▶ **PROBLEM TO SOLVE**:
Show all lines that include the string "Continentalness"; copy each one.

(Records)
--------

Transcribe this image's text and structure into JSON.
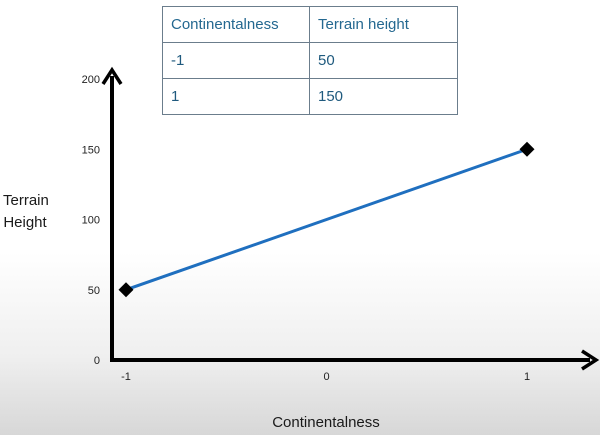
{
  "table": {
    "headers": [
      "Continentalness",
      "Terrain height"
    ],
    "rows": [
      [
        "-1",
        "50"
      ],
      [
        "1",
        "150"
      ]
    ]
  },
  "chart_data": {
    "type": "line",
    "title": "",
    "xlabel": "Continentalness",
    "ylabel_lines": [
      "Terrain",
      "Height"
    ],
    "x_ticks": [
      "-1",
      "0",
      "1"
    ],
    "y_ticks": [
      "0",
      "50",
      "100",
      "150",
      "200"
    ],
    "xlim": [
      -1.05,
      1.1
    ],
    "ylim": [
      0,
      200
    ],
    "series": [
      {
        "x": [
          -1,
          1
        ],
        "y": [
          50,
          150
        ],
        "color": "#1f6fbf"
      }
    ],
    "marker": "diamond",
    "marker_color": "#000000",
    "axis_color": "#000000",
    "grid": false
  }
}
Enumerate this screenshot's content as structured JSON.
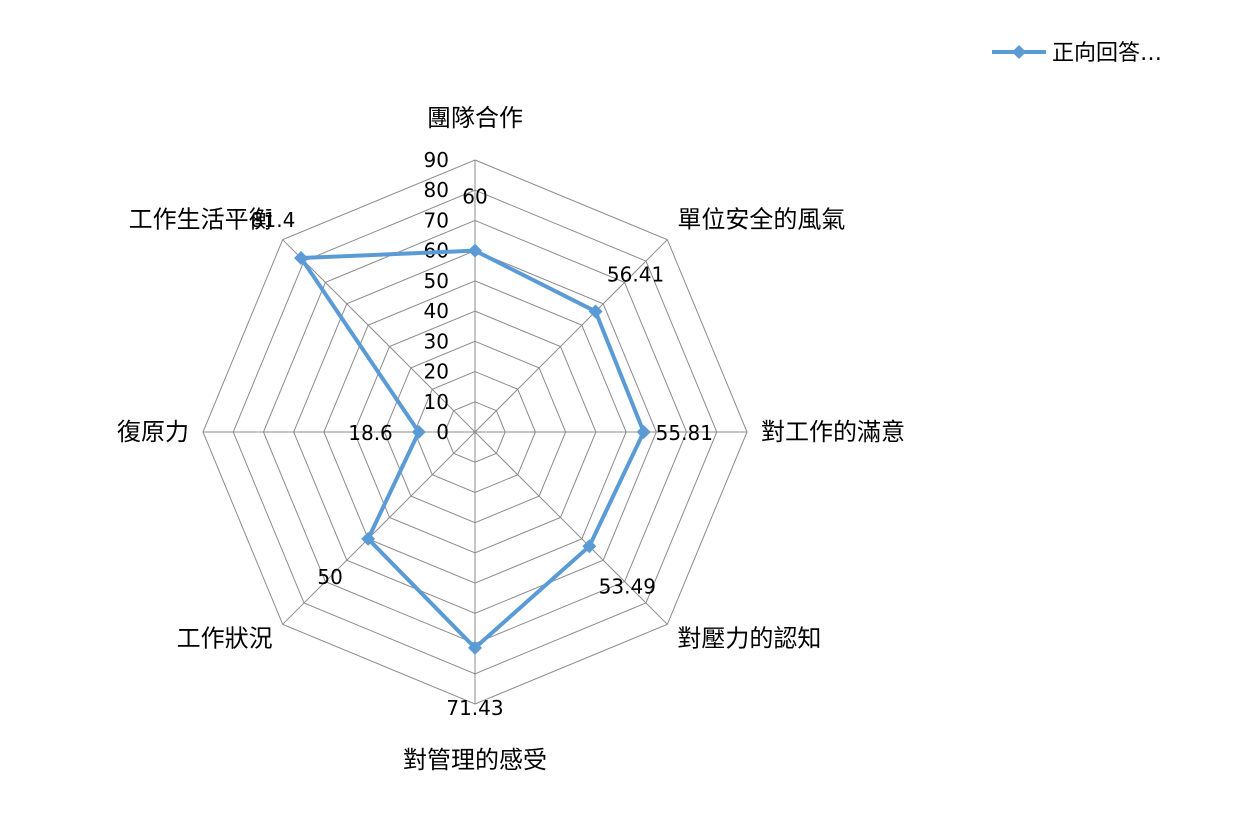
{
  "chart_data": {
    "type": "radar",
    "categories": [
      "團隊合作",
      "單位安全的風氣",
      "對工作的滿意",
      "對壓力的認知",
      "對管理的感受",
      "工作狀況",
      "復原力",
      "工作生活平衡"
    ],
    "series": [
      {
        "name": "正向回答…",
        "values": [
          60,
          56.41,
          55.81,
          53.49,
          71.43,
          50,
          18.6,
          81.4
        ],
        "data_labels": [
          "60",
          "56.41",
          "55.81",
          "53.49",
          "71.43",
          "50",
          "18.6",
          "81.4"
        ],
        "color": "#5b9bd5",
        "marker": "diamond"
      }
    ],
    "r_ticks": [
      "0",
      "10",
      "20",
      "30",
      "40",
      "50",
      "60",
      "70",
      "80",
      "90"
    ],
    "r_range": [
      0,
      90
    ],
    "grid": true,
    "grid_color": "#8c8c8c",
    "legend_position": "top-right"
  }
}
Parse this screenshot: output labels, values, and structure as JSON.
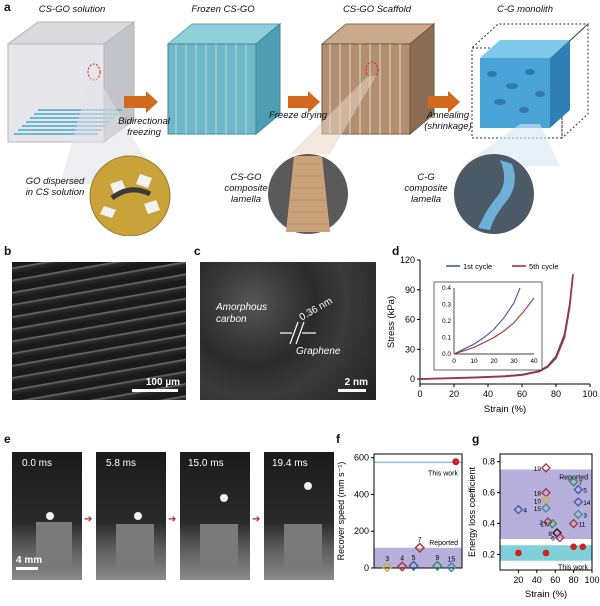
{
  "panel_a": {
    "letter": "a",
    "stages": [
      "CS-GO solution",
      "Frozen CS-GO",
      "CS-GO Scaffold",
      "C-G monolith"
    ],
    "arrows": [
      "Bidirectional freezing",
      "Freeze drying",
      "Annealing (shrinkage)"
    ],
    "insets": [
      "GO dispersed in CS solution",
      "CS-GO composite lamella",
      "C-G composite lamella"
    ]
  },
  "panel_b": {
    "letter": "b",
    "scale_bar": "100 µm"
  },
  "panel_c": {
    "letter": "c",
    "labels": [
      "Amorphous carbon",
      "0.36 nm",
      "Graphene"
    ],
    "scale_bar": "2 nm"
  },
  "panel_e": {
    "letter": "e",
    "frames": [
      "0.0 ms",
      "5.8 ms",
      "15.0 ms",
      "19.4 ms"
    ],
    "scale_bar": "4 mm"
  },
  "chart_data": [
    {
      "panel": "d",
      "type": "line",
      "xlabel": "Strain (%)",
      "ylabel": "Stress (kPa)",
      "xlim": [
        0,
        100
      ],
      "ylim": [
        -5,
        120
      ],
      "xticks": [
        0,
        20,
        40,
        60,
        80,
        100
      ],
      "yticks": [
        0,
        30,
        60,
        90,
        120
      ],
      "legend": "top-right",
      "series": [
        {
          "name": "1st cycle",
          "color": "#3b5ba5",
          "x": [
            0,
            10,
            20,
            30,
            40,
            50,
            60,
            70,
            75,
            80,
            85,
            88,
            90
          ],
          "y": [
            0,
            0.6,
            1.1,
            1.6,
            2.2,
            3.0,
            4.5,
            8,
            13,
            23,
            45,
            75,
            106
          ]
        },
        {
          "name": "5th cycle",
          "color": "#a8323a",
          "x": [
            0,
            10,
            20,
            30,
            40,
            50,
            60,
            70,
            75,
            80,
            85,
            88,
            90
          ],
          "y": [
            0,
            0.4,
            0.8,
            1.2,
            1.8,
            2.6,
            4.0,
            7.5,
            12,
            21,
            42,
            72,
            105
          ]
        }
      ],
      "inset": {
        "xlim": [
          0,
          40
        ],
        "ylim": [
          0,
          0.4
        ],
        "xticks": [
          0,
          10,
          20,
          30,
          40
        ],
        "yticks": [
          0.0,
          0.1,
          0.2,
          0.3,
          0.4
        ],
        "series": [
          {
            "name": "1st cycle",
            "color": "#3b5ba5",
            "x": [
              0,
              5,
              10,
              15,
              20,
              25,
              30,
              33
            ],
            "y": [
              0,
              0.03,
              0.06,
              0.1,
              0.15,
              0.22,
              0.31,
              0.4
            ]
          },
          {
            "name": "5th cycle",
            "color": "#a8323a",
            "x": [
              0,
              5,
              10,
              15,
              20,
              25,
              30,
              35,
              40
            ],
            "y": [
              0,
              0.02,
              0.04,
              0.07,
              0.1,
              0.14,
              0.19,
              0.26,
              0.34
            ]
          }
        ]
      }
    },
    {
      "panel": "f",
      "type": "scatter",
      "xlabel": "",
      "ylabel": "Recover speed (mm s⁻¹)",
      "xlim": [
        0,
        100
      ],
      "ylim": [
        0,
        620
      ],
      "yticks": [
        0,
        200,
        400,
        600
      ],
      "reported_band": [
        0,
        110
      ],
      "this_work_line": 575,
      "annotations": [
        "This work",
        "Reported"
      ],
      "points": [
        {
          "label": "3",
          "x": 15,
          "y": 5,
          "color": "#c9b637"
        },
        {
          "label": "4",
          "x": 32,
          "y": 8,
          "color": "#a8323a"
        },
        {
          "label": "5",
          "x": 45,
          "y": 12,
          "color": "#3b5ba5"
        },
        {
          "label": "7",
          "x": 52,
          "y": 110,
          "color": "#a8323a"
        },
        {
          "label": "9",
          "x": 72,
          "y": 12,
          "color": "#2f8f5b"
        },
        {
          "label": "15",
          "x": 88,
          "y": 4,
          "color": "#3b8f9a"
        },
        {
          "label": "",
          "x": 93,
          "y": 578,
          "color": "#cc2222",
          "style": "circle"
        }
      ]
    },
    {
      "panel": "g",
      "type": "scatter",
      "xlabel": "Strain (%)",
      "ylabel": "Energy loss coefficient",
      "xlim": [
        0,
        100
      ],
      "ylim": [
        0.1,
        0.85
      ],
      "xticks": [
        20,
        40,
        60,
        80,
        100
      ],
      "yticks": [
        0.2,
        0.4,
        0.6,
        0.8
      ],
      "reported_band": [
        0.3,
        0.75
      ],
      "this_work_band": [
        0.16,
        0.26
      ],
      "annotations": [
        "Reported",
        "This work"
      ],
      "points": [
        {
          "label": "19",
          "x": 50,
          "y": 0.76,
          "color": "#a8323a"
        },
        {
          "label": "7",
          "x": 80,
          "y": 0.67,
          "color": "#2f8f5b"
        },
        {
          "label": "18",
          "x": 50,
          "y": 0.6,
          "color": "#a8323a"
        },
        {
          "label": "5",
          "x": 85,
          "y": 0.62,
          "color": "#3b5ba5"
        },
        {
          "label": "10",
          "x": 50,
          "y": 0.55,
          "color": "#c9b637"
        },
        {
          "label": "14",
          "x": 85,
          "y": 0.54,
          "color": "#3b5ba5"
        },
        {
          "label": "4",
          "x": 20,
          "y": 0.49,
          "color": "#3b5ba5"
        },
        {
          "label": "15",
          "x": 50,
          "y": 0.5,
          "color": "#3b8f9a"
        },
        {
          "label": "3",
          "x": 85,
          "y": 0.46,
          "color": "#3b8f9a"
        },
        {
          "label": "2",
          "x": 52,
          "y": 0.41,
          "color": "#a8323a"
        },
        {
          "label": "17",
          "x": 57,
          "y": 0.4,
          "color": "#2f8f5b"
        },
        {
          "label": "11",
          "x": 80,
          "y": 0.4,
          "color": "#a8323a"
        },
        {
          "label": "8",
          "x": 62,
          "y": 0.34,
          "color": "#111111"
        },
        {
          "label": "6",
          "x": 65,
          "y": 0.31,
          "color": "#a8323a"
        },
        {
          "label": "",
          "x": 20,
          "y": 0.21,
          "color": "#cc2222",
          "style": "circle"
        },
        {
          "label": "",
          "x": 50,
          "y": 0.21,
          "color": "#cc2222",
          "style": "circle"
        },
        {
          "label": "",
          "x": 80,
          "y": 0.25,
          "color": "#cc2222",
          "style": "circle"
        },
        {
          "label": "",
          "x": 90,
          "y": 0.25,
          "color": "#cc2222",
          "style": "circle"
        }
      ]
    }
  ]
}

--------

▶ **PROBLEM SOLUTION**:
      "Continentalness",
    "xlabel": "Continentalness",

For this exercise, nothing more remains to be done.